Collected data:
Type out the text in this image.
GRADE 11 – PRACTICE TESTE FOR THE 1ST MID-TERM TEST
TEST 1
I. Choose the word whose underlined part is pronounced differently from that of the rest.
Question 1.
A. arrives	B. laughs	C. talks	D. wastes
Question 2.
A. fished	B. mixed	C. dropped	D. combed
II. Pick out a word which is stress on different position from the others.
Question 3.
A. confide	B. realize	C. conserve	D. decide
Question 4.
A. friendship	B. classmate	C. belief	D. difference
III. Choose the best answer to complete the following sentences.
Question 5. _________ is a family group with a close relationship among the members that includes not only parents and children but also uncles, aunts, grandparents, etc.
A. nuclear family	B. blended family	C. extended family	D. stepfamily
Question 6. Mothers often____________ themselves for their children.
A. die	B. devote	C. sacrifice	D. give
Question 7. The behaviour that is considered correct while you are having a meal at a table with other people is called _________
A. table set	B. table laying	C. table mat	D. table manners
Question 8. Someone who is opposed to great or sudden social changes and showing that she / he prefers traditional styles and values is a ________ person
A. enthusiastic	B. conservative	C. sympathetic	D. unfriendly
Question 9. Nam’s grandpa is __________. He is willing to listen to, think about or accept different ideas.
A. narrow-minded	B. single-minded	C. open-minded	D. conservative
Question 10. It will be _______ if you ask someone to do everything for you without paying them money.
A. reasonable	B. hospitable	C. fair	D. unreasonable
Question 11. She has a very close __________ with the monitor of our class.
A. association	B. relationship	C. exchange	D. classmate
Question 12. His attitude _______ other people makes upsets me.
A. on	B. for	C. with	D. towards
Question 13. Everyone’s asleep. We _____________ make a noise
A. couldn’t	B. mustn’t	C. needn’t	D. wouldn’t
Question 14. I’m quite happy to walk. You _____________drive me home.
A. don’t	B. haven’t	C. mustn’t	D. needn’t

What you will do:
Return every record above exactly as it appears.

Solved problem:
Type out the text in this image.
GRADE 11 – PRACTICE TESTE FOR THE 1ST MID-TERM TEST
TEST 1
I. Choose the word whose underlined part is pronounced differently from that of the rest.
Question 1.
A. arrives	B. laughs	C. talks	D. wastes
Question 2.
A. fished	B. mixed	C. dropped	D. combed
II. Pick out a word which is stress on different position from the others.
Question 3.
A. confide	B. realize	C. conserve	D. decide
Question 4.
A. friendship	B. classmate	C. belief	D. difference
III. Choose the best answer to complete the following sentences.
Question 5. _________ is a family group with a close relationship among the members that includes not only parents and children but also uncles, aunts, grandparents, etc.
A. nuclear family	B. blended family	C. extended family	D. stepfamily
Question 6. Mothers often____________ themselves for their children.
A. die	B. devote	C. sacrifice	D. give
Question 7. The behaviour that is considered correct while you are having a meal at a table with other people is called _________
A. table set	B. table laying	C. table mat	D. table manners
Question 8. Someone who is opposed to great or sudden social changes and showing that she / he prefers traditional styles and values is a ________ person
A. enthusiastic	B. conservative	C. sympathetic	D. unfriendly
Question 9. Nam’s grandpa is __________. He is willing to listen to, think about or accept different ideas.
A. narrow-minded	B. single-minded	C. open-minded	D. conservative
Question 10. It will be _______ if you ask someone to do everything for you without paying them money.
A. reasonable	B. hospitable	C. fair	D. unreasonable
Question 11. She has a very close __________ with the monitor of our class.
A. association	B. relationship	C. exchange	D. classmate
Question 12. His attitude _______ other people makes upsets me.
A. on	B. for	C. with	D. towards
Question 13. Everyone’s asleep. We _____________ make a noise
A. couldn’t	B. mustn’t	C. needn’t	D. wouldn’t
Question 14. I’m quite happy to walk. You _____________drive me home.
A. don’t	B. haven’t	C. mustn’t	D. needn’t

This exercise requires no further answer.